---------- Raw records
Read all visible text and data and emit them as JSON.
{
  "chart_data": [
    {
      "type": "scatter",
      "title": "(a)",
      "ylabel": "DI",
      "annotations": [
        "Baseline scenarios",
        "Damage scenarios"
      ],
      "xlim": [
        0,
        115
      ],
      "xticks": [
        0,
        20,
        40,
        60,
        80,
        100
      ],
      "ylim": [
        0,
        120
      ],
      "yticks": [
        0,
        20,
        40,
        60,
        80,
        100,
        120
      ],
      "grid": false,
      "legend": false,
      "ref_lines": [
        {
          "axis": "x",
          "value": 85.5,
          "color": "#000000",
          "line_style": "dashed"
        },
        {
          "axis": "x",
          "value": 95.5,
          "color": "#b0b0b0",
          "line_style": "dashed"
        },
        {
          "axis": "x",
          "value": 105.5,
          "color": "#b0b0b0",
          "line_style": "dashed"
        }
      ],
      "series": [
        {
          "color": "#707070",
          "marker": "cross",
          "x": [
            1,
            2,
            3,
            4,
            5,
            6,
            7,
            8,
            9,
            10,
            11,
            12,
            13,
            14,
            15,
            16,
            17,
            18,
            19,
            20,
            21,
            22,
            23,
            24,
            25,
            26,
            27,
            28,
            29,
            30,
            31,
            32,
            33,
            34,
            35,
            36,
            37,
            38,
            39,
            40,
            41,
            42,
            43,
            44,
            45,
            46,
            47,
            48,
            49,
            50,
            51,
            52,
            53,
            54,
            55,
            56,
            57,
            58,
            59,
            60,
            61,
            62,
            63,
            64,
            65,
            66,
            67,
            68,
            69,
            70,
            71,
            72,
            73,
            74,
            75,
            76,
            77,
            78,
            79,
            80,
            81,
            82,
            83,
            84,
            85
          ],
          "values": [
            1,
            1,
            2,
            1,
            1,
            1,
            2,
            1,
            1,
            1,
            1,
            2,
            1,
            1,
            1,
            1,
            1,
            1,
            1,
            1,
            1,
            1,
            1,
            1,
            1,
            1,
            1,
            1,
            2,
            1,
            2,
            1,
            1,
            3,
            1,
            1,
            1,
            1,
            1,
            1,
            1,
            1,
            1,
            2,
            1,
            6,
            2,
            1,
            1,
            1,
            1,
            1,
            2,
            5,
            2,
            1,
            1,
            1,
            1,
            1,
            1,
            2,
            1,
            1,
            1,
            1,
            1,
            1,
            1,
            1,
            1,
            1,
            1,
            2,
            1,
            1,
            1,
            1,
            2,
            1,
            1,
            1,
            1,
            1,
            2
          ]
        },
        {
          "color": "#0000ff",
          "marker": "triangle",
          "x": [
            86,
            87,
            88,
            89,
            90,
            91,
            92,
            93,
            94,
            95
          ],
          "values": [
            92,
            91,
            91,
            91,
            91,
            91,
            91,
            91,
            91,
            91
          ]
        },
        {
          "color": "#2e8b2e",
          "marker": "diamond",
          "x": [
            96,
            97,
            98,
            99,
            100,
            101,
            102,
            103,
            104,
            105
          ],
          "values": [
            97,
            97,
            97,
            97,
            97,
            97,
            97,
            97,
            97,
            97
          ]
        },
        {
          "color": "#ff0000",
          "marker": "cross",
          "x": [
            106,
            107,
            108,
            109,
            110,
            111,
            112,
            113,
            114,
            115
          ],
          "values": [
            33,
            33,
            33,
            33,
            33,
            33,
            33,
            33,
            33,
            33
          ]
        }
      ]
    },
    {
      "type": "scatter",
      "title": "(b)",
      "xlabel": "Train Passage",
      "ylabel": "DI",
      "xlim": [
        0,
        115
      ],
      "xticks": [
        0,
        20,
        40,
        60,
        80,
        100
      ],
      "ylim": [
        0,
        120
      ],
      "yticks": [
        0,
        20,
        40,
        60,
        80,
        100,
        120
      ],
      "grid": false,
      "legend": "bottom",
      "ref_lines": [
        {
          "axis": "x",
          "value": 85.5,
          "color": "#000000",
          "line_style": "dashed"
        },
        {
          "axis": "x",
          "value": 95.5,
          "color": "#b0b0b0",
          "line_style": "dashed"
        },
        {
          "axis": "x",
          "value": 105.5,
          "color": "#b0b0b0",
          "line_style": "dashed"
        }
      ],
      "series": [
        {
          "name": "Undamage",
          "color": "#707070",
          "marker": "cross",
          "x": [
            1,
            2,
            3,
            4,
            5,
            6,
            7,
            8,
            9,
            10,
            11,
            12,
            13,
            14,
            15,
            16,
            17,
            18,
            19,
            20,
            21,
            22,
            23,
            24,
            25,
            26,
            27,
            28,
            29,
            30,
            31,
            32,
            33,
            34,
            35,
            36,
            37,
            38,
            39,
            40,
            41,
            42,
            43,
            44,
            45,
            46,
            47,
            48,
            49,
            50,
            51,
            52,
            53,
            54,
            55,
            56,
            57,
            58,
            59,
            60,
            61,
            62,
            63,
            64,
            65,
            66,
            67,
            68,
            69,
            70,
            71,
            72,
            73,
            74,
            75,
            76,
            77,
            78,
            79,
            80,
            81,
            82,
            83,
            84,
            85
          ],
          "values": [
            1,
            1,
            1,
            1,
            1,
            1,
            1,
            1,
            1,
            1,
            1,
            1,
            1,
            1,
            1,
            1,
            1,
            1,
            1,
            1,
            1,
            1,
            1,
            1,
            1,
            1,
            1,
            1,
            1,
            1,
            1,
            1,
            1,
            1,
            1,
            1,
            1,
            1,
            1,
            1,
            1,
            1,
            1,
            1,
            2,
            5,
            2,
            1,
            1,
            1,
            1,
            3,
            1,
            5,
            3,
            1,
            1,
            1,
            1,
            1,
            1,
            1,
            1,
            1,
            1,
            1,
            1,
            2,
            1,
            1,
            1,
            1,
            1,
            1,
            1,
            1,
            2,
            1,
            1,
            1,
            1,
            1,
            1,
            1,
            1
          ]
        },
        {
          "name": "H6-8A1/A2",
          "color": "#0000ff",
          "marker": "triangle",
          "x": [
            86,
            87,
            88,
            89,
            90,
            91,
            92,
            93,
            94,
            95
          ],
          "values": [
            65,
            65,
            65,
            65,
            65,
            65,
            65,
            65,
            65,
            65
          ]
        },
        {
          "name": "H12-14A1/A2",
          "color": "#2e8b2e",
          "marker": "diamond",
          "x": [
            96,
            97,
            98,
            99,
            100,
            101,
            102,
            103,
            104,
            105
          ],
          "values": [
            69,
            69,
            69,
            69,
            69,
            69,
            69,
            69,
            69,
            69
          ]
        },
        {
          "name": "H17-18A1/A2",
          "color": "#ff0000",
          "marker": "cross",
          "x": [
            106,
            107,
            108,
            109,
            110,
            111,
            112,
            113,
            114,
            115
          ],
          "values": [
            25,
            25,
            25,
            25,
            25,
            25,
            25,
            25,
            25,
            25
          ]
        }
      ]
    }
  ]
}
--------------------
* **Written instruction**:
Output the whole listing above again, word for word.

* **Task response**:
Read all visible text and data and emit them as JSON.
{
  "chart_data": [
    {
      "type": "scatter",
      "title": "(a)",
      "ylabel": "DI",
      "annotations": [
        "Baseline scenarios",
        "Damage scenarios"
      ],
      "xlim": [
        0,
        115
      ],
      "xticks": [
        0,
        20,
        40,
        60,
        80,
        100
      ],
      "ylim": [
        0,
        120
      ],
      "yticks": [
        0,
        20,
        40,
        60,
        80,
        100,
        120
      ],
      "grid": false,
      "legend": false,
      "ref_lines": [
        {
          "axis": "x",
          "value": 85.5,
          "color": "#000000",
          "line_style": "dashed"
        },
        {
          "axis": "x",
          "value": 95.5,
          "color": "#b0b0b0",
          "line_style": "dashed"
        },
        {
          "axis": "x",
          "value": 105.5,
          "color": "#b0b0b0",
          "line_style": "dashed"
        }
      ],
      "series": [
        {
          "color": "#707070",
          "marker": "cross",
          "x": [
            1,
            2,
            3,
            4,
            5,
            6,
            7,
            8,
            9,
            10,
            11,
            12,
            13,
            14,
            15,
            16,
            17,
            18,
            19,
            20,
            21,
            22,
            23,
            24,
            25,
            26,
            27,
            28,
            29,
            30,
            31,
            32,
            33,
            34,
            35,
            36,
            37,
            38,
            39,
            40,
            41,
            42,
            43,
            44,
            45,
            46,
            47,
            48,
            49,
            50,
            51,
            52,
            53,
            54,
            55,
            56,
            57,
            58,
            59,
            60,
            61,
            62,
            63,
            64,
            65,
            66,
            67,
            68,
            69,
            70,
            71,
            72,
            73,
            74,
            75,
            76,
            77,
            78,
            79,
            80,
            81,
            82,
            83,
            84,
            85
          ],
          "values": [
            1,
            1,
            2,
            1,
            1,
            1,
            2,
            1,
            1,
            1,
            1,
            2,
            1,
            1,
            1,
            1,
            1,
            1,
            1,
            1,
            1,
            1,
            1,
            1,
            1,
            1,
            1,
            1,
            2,
            1,
            2,
            1,
            1,
            3,
            1,
            1,
            1,
            1,
            1,
            1,
            1,
            1,
            1,
            2,
            1,
            6,
            2,
            1,
            1,
            1,
            1,
            1,
            2,
            5,
            2,
            1,
            1,
            1,
            1,
            1,
            1,
            2,
            1,
            1,
            1,
            1,
            1,
            1,
            1,
            1,
            1,
            1,
            1,
            2,
            1,
            1,
            1,
            1,
            2,
            1,
            1,
            1,
            1,
            1,
            2
          ]
        },
        {
          "color": "#0000ff",
          "marker": "triangle",
          "x": [
            86,
            87,
            88,
            89,
            90,
            91,
            92,
            93,
            94,
            95
          ],
          "values": [
            92,
            91,
            91,
            91,
            91,
            91,
            91,
            91,
            91,
            91
          ]
        },
        {
          "color": "#2e8b2e",
          "marker": "diamond",
          "x": [
            96,
            97,
            98,
            99,
            100,
            101,
            102,
            103,
            104,
            105
          ],
          "values": [
            97,
            97,
            97,
            97,
            97,
            97,
            97,
            97,
            97,
            97
          ]
        },
        {
          "color": "#ff0000",
          "marker": "cross",
          "x": [
            106,
            107,
            108,
            109,
            110,
            111,
            112,
            113,
            114,
            115
          ],
          "values": [
            33,
            33,
            33,
            33,
            33,
            33,
            33,
            33,
            33,
            33
          ]
        }
      ]
    },
    {
      "type": "scatter",
      "title": "(b)",
      "xlabel": "Train Passage",
      "ylabel": "DI",
      "xlim": [
        0,
        115
      ],
      "xticks": [
        0,
        20,
        40,
        60,
        80,
        100
      ],
      "ylim": [
        0,
        120
      ],
      "yticks": [
        0,
        20,
        40,
        60,
        80,
        100,
        120
      ],
      "grid": false,
      "legend": "bottom",
      "ref_lines": [
        {
          "axis": "x",
          "value": 85.5,
          "color": "#000000",
          "line_style": "dashed"
        },
        {
          "axis": "x",
          "value": 95.5,
          "color": "#b0b0b0",
          "line_style": "dashed"
        },
        {
          "axis": "x",
          "value": 105.5,
          "color": "#b0b0b0",
          "line_style": "dashed"
        }
      ],
      "series": [
        {
          "name": "Undamage",
          "color": "#707070",
          "marker": "cross",
          "x": [
            1,
            2,
            3,
            4,
            5,
            6,
            7,
            8,
            9,
            10,
            11,
            12,
            13,
            14,
            15,
            16,
            17,
            18,
            19,
            20,
            21,
            22,
            23,
            24,
            25,
            26,
            27,
            28,
            29,
            30,
            31,
            32,
            33,
            34,
            35,
            36,
            37,
            38,
            39,
            40,
            41,
            42,
            43,
            44,
            45,
            46,
            47,
            48,
            49,
            50,
            51,
            52,
            53,
            54,
            55,
            56,
            57,
            58,
            59,
            60,
            61,
            62,
            63,
            64,
            65,
            66,
            67,
            68,
            69,
            70,
            71,
            72,
            73,
            74,
            75,
            76,
            77,
            78,
            79,
            80,
            81,
            82,
            83,
            84,
            85
          ],
          "values": [
            1,
            1,
            1,
            1,
            1,
            1,
            1,
            1,
            1,
            1,
            1,
            1,
            1,
            1,
            1,
            1,
            1,
            1,
            1,
            1,
            1,
            1,
            1,
            1,
            1,
            1,
            1,
            1,
            1,
            1,
            1,
            1,
            1,
            1,
            1,
            1,
            1,
            1,
            1,
            1,
            1,
            1,
            1,
            1,
            2,
            5,
            2,
            1,
            1,
            1,
            1,
            3,
            1,
            5,
            3,
            1,
            1,
            1,
            1,
            1,
            1,
            1,
            1,
            1,
            1,
            1,
            1,
            2,
            1,
            1,
            1,
            1,
            1,
            1,
            1,
            1,
            2,
            1,
            1,
            1,
            1,
            1,
            1,
            1,
            1
          ]
        },
        {
          "name": "H6-8A1/A2",
          "color": "#0000ff",
          "marker": "triangle",
          "x": [
            86,
            87,
            88,
            89,
            90,
            91,
            92,
            93,
            94,
            95
          ],
          "values": [
            65,
            65,
            65,
            65,
            65,
            65,
            65,
            65,
            65,
            65
          ]
        },
        {
          "name": "H12-14A1/A2",
          "color": "#2e8b2e",
          "marker": "diamond",
          "x": [
            96,
            97,
            98,
            99,
            100,
            101,
            102,
            103,
            104,
            105
          ],
          "values": [
            69,
            69,
            69,
            69,
            69,
            69,
            69,
            69,
            69,
            69
          ]
        },
        {
          "name": "H17-18A1/A2",
          "color": "#ff0000",
          "marker": "cross",
          "x": [
            106,
            107,
            108,
            109,
            110,
            111,
            112,
            113,
            114,
            115
          ],
          "values": [
            25,
            25,
            25,
            25,
            25,
            25,
            25,
            25,
            25,
            25
          ]
        }
      ]
    }
  ]
}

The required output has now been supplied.